# Task to carry out
Every entry needs to be reproduced exactly.

# Entries provided
◇ ◇ ◇ ◇ ◇

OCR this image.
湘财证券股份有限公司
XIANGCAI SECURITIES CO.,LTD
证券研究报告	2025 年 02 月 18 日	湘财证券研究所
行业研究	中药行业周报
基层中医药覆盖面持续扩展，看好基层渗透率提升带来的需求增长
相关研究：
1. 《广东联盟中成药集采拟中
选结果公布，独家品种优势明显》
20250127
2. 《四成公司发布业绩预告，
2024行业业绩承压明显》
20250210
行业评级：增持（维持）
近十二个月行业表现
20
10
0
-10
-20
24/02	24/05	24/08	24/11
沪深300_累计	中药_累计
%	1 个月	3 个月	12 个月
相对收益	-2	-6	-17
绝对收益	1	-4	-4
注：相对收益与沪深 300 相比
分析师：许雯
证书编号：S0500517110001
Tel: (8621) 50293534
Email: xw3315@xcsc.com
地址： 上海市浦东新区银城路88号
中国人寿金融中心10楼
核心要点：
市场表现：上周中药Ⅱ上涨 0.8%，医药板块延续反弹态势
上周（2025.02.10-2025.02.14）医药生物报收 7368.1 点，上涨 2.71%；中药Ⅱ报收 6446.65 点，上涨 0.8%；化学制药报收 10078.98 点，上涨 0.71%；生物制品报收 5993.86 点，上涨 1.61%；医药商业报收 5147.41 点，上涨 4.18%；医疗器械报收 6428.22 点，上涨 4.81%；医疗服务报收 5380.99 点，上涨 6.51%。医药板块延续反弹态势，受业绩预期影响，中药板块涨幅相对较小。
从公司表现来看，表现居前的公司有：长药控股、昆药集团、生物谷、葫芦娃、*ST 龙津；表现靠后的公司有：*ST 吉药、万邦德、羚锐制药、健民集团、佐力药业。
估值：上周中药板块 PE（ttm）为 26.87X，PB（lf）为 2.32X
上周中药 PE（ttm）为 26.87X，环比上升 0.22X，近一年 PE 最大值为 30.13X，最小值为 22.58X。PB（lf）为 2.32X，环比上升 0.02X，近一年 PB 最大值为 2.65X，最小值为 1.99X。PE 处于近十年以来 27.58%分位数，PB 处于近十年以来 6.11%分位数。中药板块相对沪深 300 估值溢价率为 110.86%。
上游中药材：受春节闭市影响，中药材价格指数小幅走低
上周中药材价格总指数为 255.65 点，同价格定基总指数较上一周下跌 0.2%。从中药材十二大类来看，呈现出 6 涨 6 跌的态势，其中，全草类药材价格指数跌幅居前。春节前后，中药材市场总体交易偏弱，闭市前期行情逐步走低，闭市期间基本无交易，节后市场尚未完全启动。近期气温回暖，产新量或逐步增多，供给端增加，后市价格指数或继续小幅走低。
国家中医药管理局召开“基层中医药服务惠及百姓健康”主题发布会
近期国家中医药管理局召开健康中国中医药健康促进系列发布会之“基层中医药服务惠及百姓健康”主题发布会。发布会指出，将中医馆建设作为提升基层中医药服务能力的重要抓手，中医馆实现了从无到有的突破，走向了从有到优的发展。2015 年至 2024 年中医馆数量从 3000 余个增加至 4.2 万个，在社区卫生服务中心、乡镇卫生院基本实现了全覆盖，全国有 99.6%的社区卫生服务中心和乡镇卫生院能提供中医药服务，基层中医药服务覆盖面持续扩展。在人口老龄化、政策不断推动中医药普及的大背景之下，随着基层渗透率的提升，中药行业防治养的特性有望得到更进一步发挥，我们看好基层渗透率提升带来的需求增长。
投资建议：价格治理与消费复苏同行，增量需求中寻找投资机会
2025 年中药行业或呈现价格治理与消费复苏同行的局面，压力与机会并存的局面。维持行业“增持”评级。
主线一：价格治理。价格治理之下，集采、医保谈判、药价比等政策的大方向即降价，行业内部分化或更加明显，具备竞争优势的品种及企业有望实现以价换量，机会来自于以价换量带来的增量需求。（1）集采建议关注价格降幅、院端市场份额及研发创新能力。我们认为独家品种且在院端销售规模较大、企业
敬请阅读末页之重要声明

◇ ◇ ◇ ◇ ◇

# Full output
OCR this image.
湘财证券股份有限公司
XIANGCAI SECURITIES CO.,LTD
证券研究报告	2025 年 02 月 18 日	湘财证券研究所
行业研究	中药行业周报
基层中医药覆盖面持续扩展，看好基层渗透率提升带来的需求增长
相关研究：
1. 《广东联盟中成药集采拟中
选结果公布，独家品种优势明显》
20250127
2. 《四成公司发布业绩预告，
2024行业业绩承压明显》
20250210
行业评级：增持（维持）
近十二个月行业表现
20
10
0
-10
-20
24/02	24/05	24/08	24/11
沪深300_累计	中药_累计
%	1 个月	3 个月	12 个月
相对收益	-2	-6	-17
绝对收益	1	-4	-4
注：相对收益与沪深 300 相比
分析师：许雯
证书编号：S0500517110001
Tel: (8621) 50293534
Email: xw3315@xcsc.com
地址： 上海市浦东新区银城路88号
中国人寿金融中心10楼
核心要点：
市场表现：上周中药Ⅱ上涨 0.8%，医药板块延续反弹态势
上周（2025.02.10-2025.02.14）医药生物报收 7368.1 点，上涨 2.71%；中药Ⅱ报收 6446.65 点，上涨 0.8%；化学制药报收 10078.98 点，上涨 0.71%；生物制品报收 5993.86 点，上涨 1.61%；医药商业报收 5147.41 点，上涨 4.18%；医疗器械报收 6428.22 点，上涨 4.81%；医疗服务报收 5380.99 点，上涨 6.51%。医药板块延续反弹态势，受业绩预期影响，中药板块涨幅相对较小。
从公司表现来看，表现居前的公司有：长药控股、昆药集团、生物谷、葫芦娃、*ST 龙津；表现靠后的公司有：*ST 吉药、万邦德、羚锐制药、健民集团、佐力药业。
估值：上周中药板块 PE（ttm）为 26.87X，PB（lf）为 2.32X
上周中药 PE（ttm）为 26.87X，环比上升 0.22X，近一年 PE 最大值为 30.13X，最小值为 22.58X。PB（lf）为 2.32X，环比上升 0.02X，近一年 PB 最大值为 2.65X，最小值为 1.99X。PE 处于近十年以来 27.58%分位数，PB 处于近十年以来 6.11%分位数。中药板块相对沪深 300 估值溢价率为 110.86%。
上游中药材：受春节闭市影响，中药材价格指数小幅走低
上周中药材价格总指数为 255.65 点，同价格定基总指数较上一周下跌 0.2%。从中药材十二大类来看，呈现出 6 涨 6 跌的态势，其中，全草类药材价格指数跌幅居前。春节前后，中药材市场总体交易偏弱，闭市前期行情逐步走低，闭市期间基本无交易，节后市场尚未完全启动。近期气温回暖，产新量或逐步增多，供给端增加，后市价格指数或继续小幅走低。
国家中医药管理局召开“基层中医药服务惠及百姓健康”主题发布会
近期国家中医药管理局召开健康中国中医药健康促进系列发布会之“基层中医药服务惠及百姓健康”主题发布会。发布会指出，将中医馆建设作为提升基层中医药服务能力的重要抓手，中医馆实现了从无到有的突破，走向了从有到优的发展。2015 年至 2024 年中医馆数量从 3000 余个增加至 4.2 万个，在社区卫生服务中心、乡镇卫生院基本实现了全覆盖，全国有 99.6%的社区卫生服务中心和乡镇卫生院能提供中医药服务，基层中医药服务覆盖面持续扩展。在人口老龄化、政策不断推动中医药普及的大背景之下，随着基层渗透率的提升，中药行业防治养的特性有望得到更进一步发挥，我们看好基层渗透率提升带来的需求增长。
投资建议：价格治理与消费复苏同行，增量需求中寻找投资机会
2025 年中药行业或呈现价格治理与消费复苏同行的局面，压力与机会并存的局面。维持行业“增持”评级。
主线一：价格治理。价格治理之下，集采、医保谈判、药价比等政策的大方向即降价，行业内部分化或更加明显，具备竞争优势的品种及企业有望实现以价换量，机会来自于以价换量带来的增量需求。（1）集采建议关注价格降幅、院端市场份额及研发创新能力。我们认为独家品种且在院端销售规模较大、企业
敬请阅读末页之重要声明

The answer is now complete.